> _Data lines_
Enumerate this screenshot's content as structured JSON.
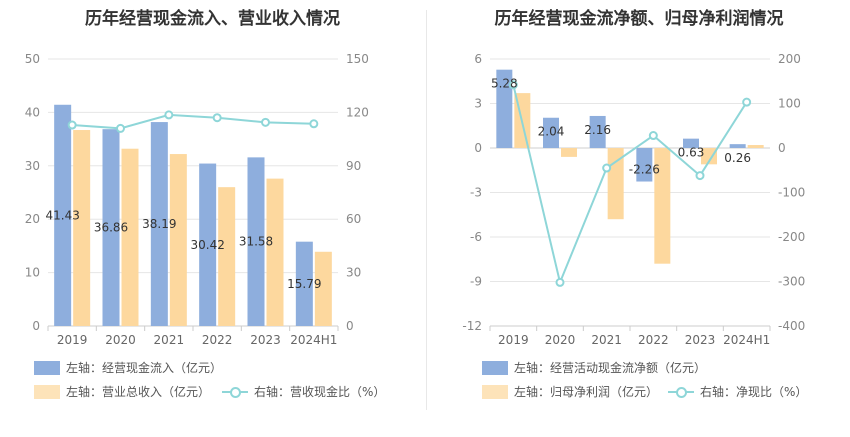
{
  "colors": {
    "blue": "#8eaedd",
    "orange": "#fdd89e",
    "teal": "#8ed6d8"
  },
  "chart_data": [
    {
      "type": "bar",
      "title": "历年经营现金流入、营业收入情况",
      "categories": [
        "2019",
        "2020",
        "2021",
        "2022",
        "2023",
        "2024H1"
      ],
      "y_left": {
        "min": 0,
        "max": 50,
        "ticks": [
          0,
          10,
          20,
          30,
          40,
          50
        ]
      },
      "y_right": {
        "min": 0,
        "max": 150,
        "ticks": [
          0,
          30,
          60,
          90,
          120,
          150
        ]
      },
      "series": [
        {
          "name": "左轴：经营现金流入（亿元）",
          "type": "bar",
          "axis": "left",
          "color": "#8eaedd",
          "values": [
            41.43,
            36.86,
            38.19,
            30.42,
            31.58,
            15.79
          ],
          "labels": [
            "41.43",
            "36.86",
            "38.19",
            "30.42",
            "31.58",
            "15.79"
          ]
        },
        {
          "name": "左轴：营业总收入（亿元）",
          "type": "bar",
          "axis": "left",
          "color": "#fdd89e",
          "values": [
            36.7,
            33.2,
            32.2,
            26.0,
            27.6,
            13.9
          ]
        },
        {
          "name": "右轴：营收现金比（%）",
          "type": "line",
          "axis": "right",
          "color": "#8ed6d8",
          "values": [
            112.9,
            111.0,
            118.6,
            117.0,
            114.4,
            113.6
          ]
        }
      ]
    },
    {
      "type": "bar",
      "title": "历年经营现金流净额、归母净利润情况",
      "categories": [
        "2019",
        "2020",
        "2021",
        "2022",
        "2023",
        "2024H1"
      ],
      "y_left": {
        "min": -12,
        "max": 6,
        "ticks": [
          -12,
          -9,
          -6,
          -3,
          0,
          3,
          6
        ]
      },
      "y_right": {
        "min": -400,
        "max": 200,
        "ticks": [
          -400,
          -300,
          -200,
          -100,
          0,
          100,
          200
        ]
      },
      "series": [
        {
          "name": "左轴：经营活动现金流净额（亿元）",
          "type": "bar",
          "axis": "left",
          "color": "#8eaedd",
          "values": [
            5.28,
            2.04,
            2.16,
            -2.26,
            0.63,
            0.26
          ],
          "labels": [
            "5.28",
            "2.04",
            "2.16",
            "-2.26",
            "0.63",
            "0.26"
          ]
        },
        {
          "name": "左轴：归母净利润（亿元）",
          "type": "bar",
          "axis": "left",
          "color": "#fdd89e",
          "values": [
            3.7,
            -0.6,
            -4.8,
            -7.8,
            -1.1,
            0.2
          ]
        },
        {
          "name": "右轴：净现比（%）",
          "type": "line",
          "axis": "right",
          "color": "#8ed6d8",
          "values": [
            142,
            -302,
            -45,
            28,
            -62,
            103
          ]
        }
      ]
    }
  ]
}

> _Work to complete_
Quote all the records verbatim, dropping any pictures from your copy.

> _Correct answer_
Enumerate this screenshot's content as structured JSON.
{
  "colors": {
    "blue": "#8eaedd",
    "orange": "#fdd89e",
    "teal": "#8ed6d8"
  },
  "chart_data": [
    {
      "type": "bar",
      "title": "历年经营现金流入、营业收入情况",
      "categories": [
        "2019",
        "2020",
        "2021",
        "2022",
        "2023",
        "2024H1"
      ],
      "y_left": {
        "min": 0,
        "max": 50,
        "ticks": [
          0,
          10,
          20,
          30,
          40,
          50
        ]
      },
      "y_right": {
        "min": 0,
        "max": 150,
        "ticks": [
          0,
          30,
          60,
          90,
          120,
          150
        ]
      },
      "series": [
        {
          "name": "左轴：经营现金流入（亿元）",
          "type": "bar",
          "axis": "left",
          "color": "#8eaedd",
          "values": [
            41.43,
            36.86,
            38.19,
            30.42,
            31.58,
            15.79
          ],
          "labels": [
            "41.43",
            "36.86",
            "38.19",
            "30.42",
            "31.58",
            "15.79"
          ]
        },
        {
          "name": "左轴：营业总收入（亿元）",
          "type": "bar",
          "axis": "left",
          "color": "#fdd89e",
          "values": [
            36.7,
            33.2,
            32.2,
            26.0,
            27.6,
            13.9
          ]
        },
        {
          "name": "右轴：营收现金比（%）",
          "type": "line",
          "axis": "right",
          "color": "#8ed6d8",
          "values": [
            112.9,
            111.0,
            118.6,
            117.0,
            114.4,
            113.6
          ]
        }
      ]
    },
    {
      "type": "bar",
      "title": "历年经营现金流净额、归母净利润情况",
      "categories": [
        "2019",
        "2020",
        "2021",
        "2022",
        "2023",
        "2024H1"
      ],
      "y_left": {
        "min": -12,
        "max": 6,
        "ticks": [
          -12,
          -9,
          -6,
          -3,
          0,
          3,
          6
        ]
      },
      "y_right": {
        "min": -400,
        "max": 200,
        "ticks": [
          -400,
          -300,
          -200,
          -100,
          0,
          100,
          200
        ]
      },
      "series": [
        {
          "name": "左轴：经营活动现金流净额（亿元）",
          "type": "bar",
          "axis": "left",
          "color": "#8eaedd",
          "values": [
            5.28,
            2.04,
            2.16,
            -2.26,
            0.63,
            0.26
          ],
          "labels": [
            "5.28",
            "2.04",
            "2.16",
            "-2.26",
            "0.63",
            "0.26"
          ]
        },
        {
          "name": "左轴：归母净利润（亿元）",
          "type": "bar",
          "axis": "left",
          "color": "#fdd89e",
          "values": [
            3.7,
            -0.6,
            -4.8,
            -7.8,
            -1.1,
            0.2
          ]
        },
        {
          "name": "右轴：净现比（%）",
          "type": "line",
          "axis": "right",
          "color": "#8ed6d8",
          "values": [
            142,
            -302,
            -45,
            28,
            -62,
            103
          ]
        }
      ]
    }
  ]
}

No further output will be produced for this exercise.